## YOUR INSTRUCTIONS
Please quote the material exactly, every line of it.

— Start —

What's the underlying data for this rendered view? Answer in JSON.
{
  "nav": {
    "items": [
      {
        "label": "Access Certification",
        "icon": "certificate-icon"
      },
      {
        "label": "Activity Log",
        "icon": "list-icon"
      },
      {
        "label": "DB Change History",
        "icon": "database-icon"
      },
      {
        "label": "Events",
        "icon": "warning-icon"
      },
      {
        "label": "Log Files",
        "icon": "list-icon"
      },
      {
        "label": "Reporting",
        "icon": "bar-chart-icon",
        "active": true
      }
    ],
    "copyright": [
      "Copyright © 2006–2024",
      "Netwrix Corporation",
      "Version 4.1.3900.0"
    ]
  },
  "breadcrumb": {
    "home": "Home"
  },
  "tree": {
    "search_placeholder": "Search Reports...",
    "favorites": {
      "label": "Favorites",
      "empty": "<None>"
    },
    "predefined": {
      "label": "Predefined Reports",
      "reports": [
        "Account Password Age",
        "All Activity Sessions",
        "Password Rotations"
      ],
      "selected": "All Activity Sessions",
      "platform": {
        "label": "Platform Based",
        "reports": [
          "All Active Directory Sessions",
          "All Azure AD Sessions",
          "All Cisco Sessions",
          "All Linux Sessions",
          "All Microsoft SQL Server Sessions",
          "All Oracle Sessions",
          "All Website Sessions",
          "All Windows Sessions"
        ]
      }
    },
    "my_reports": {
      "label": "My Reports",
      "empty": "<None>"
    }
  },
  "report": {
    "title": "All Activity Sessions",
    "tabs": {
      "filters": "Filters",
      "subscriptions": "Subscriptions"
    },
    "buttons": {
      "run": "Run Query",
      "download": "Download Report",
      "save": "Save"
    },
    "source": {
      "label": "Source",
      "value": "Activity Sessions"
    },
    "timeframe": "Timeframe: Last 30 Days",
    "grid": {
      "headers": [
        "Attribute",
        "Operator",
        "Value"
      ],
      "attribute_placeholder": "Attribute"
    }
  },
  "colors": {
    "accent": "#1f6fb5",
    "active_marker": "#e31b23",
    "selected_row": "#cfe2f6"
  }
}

— End —

## OUTPUT OF THE EXERCISE
What's the underlying data for this rendered view? Answer in JSON.
{
  "nav": {
    "items": [
      {
        "label": "Access Certification",
        "icon": "certificate-icon"
      },
      {
        "label": "Activity Log",
        "icon": "list-icon"
      },
      {
        "label": "DB Change History",
        "icon": "database-icon"
      },
      {
        "label": "Events",
        "icon": "warning-icon"
      },
      {
        "label": "Log Files",
        "icon": "list-icon"
      },
      {
        "label": "Reporting",
        "icon": "bar-chart-icon",
        "active": true
      }
    ],
    "copyright": [
      "Copyright © 2006–2024",
      "Netwrix Corporation",
      "Version 4.1.3900.0"
    ]
  },
  "breadcrumb": {
    "home": "Home"
  },
  "tree": {
    "search_placeholder": "Search Reports...",
    "favorites": {
      "label": "Favorites",
      "empty": "<None>"
    },
    "predefined": {
      "label": "Predefined Reports",
      "reports": [
        "Account Password Age",
        "All Activity Sessions",
        "Password Rotations"
      ],
      "selected": "All Activity Sessions",
      "platform": {
        "label": "Platform Based",
        "reports": [
          "All Active Directory Sessions",
          "All Azure AD Sessions",
          "All Cisco Sessions",
          "All Linux Sessions",
          "All Microsoft SQL Server Sessions",
          "All Oracle Sessions",
          "All Website Sessions",
          "All Windows Sessions"
        ]
      }
    },
    "my_reports": {
      "label": "My Reports",
      "empty": "<None>"
    }
  },
  "report": {
    "title": "All Activity Sessions",
    "tabs": {
      "filters": "Filters",
      "subscriptions": "Subscriptions"
    },
    "buttons": {
      "run": "Run Query",
      "download": "Download Report",
      "save": "Save"
    },
    "source": {
      "label": "Source",
      "value": "Activity Sessions"
    },
    "timeframe": "Timeframe: Last 30 Days",
    "grid": {
      "headers": [
        "Attribute",
        "Operator",
        "Value"
      ],
      "attribute_placeholder": "Attribute"
    }
  },
  "colors": {
    "accent": "#1f6fb5",
    "active_marker": "#e31b23",
    "selected_row": "#cfe2f6"
  }
}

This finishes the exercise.